PROVIDED MATERIAL >>

__________

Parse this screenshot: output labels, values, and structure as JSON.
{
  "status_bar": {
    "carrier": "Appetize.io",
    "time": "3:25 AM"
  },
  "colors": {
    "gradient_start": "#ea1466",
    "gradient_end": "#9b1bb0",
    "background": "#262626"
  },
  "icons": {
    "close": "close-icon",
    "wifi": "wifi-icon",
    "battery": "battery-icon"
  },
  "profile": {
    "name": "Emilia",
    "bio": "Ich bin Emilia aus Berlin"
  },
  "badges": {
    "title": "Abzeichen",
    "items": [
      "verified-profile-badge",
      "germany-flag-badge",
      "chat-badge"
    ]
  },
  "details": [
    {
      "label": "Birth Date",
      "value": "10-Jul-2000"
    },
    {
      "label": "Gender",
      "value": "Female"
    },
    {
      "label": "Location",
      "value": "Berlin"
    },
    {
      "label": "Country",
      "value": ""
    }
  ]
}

__________

WHAT TO DO >> Retype each record exactly, leaving nothing out.

WRITTEN ANSWER >>
Parse this screenshot: output labels, values, and structure as JSON.
{
  "status_bar": {
    "carrier": "Appetize.io",
    "time": "3:25 AM"
  },
  "colors": {
    "gradient_start": "#ea1466",
    "gradient_end": "#9b1bb0",
    "background": "#262626"
  },
  "icons": {
    "close": "close-icon",
    "wifi": "wifi-icon",
    "battery": "battery-icon"
  },
  "profile": {
    "name": "Emilia",
    "bio": "Ich bin Emilia aus Berlin"
  },
  "badges": {
    "title": "Abzeichen",
    "items": [
      "verified-profile-badge",
      "germany-flag-badge",
      "chat-badge"
    ]
  },
  "details": [
    {
      "label": "Birth Date",
      "value": "10-Jul-2000"
    },
    {
      "label": "Gender",
      "value": "Female"
    },
    {
      "label": "Location",
      "value": "Berlin"
    },
    {
      "label": "Country",
      "value": ""
    }
  ]
}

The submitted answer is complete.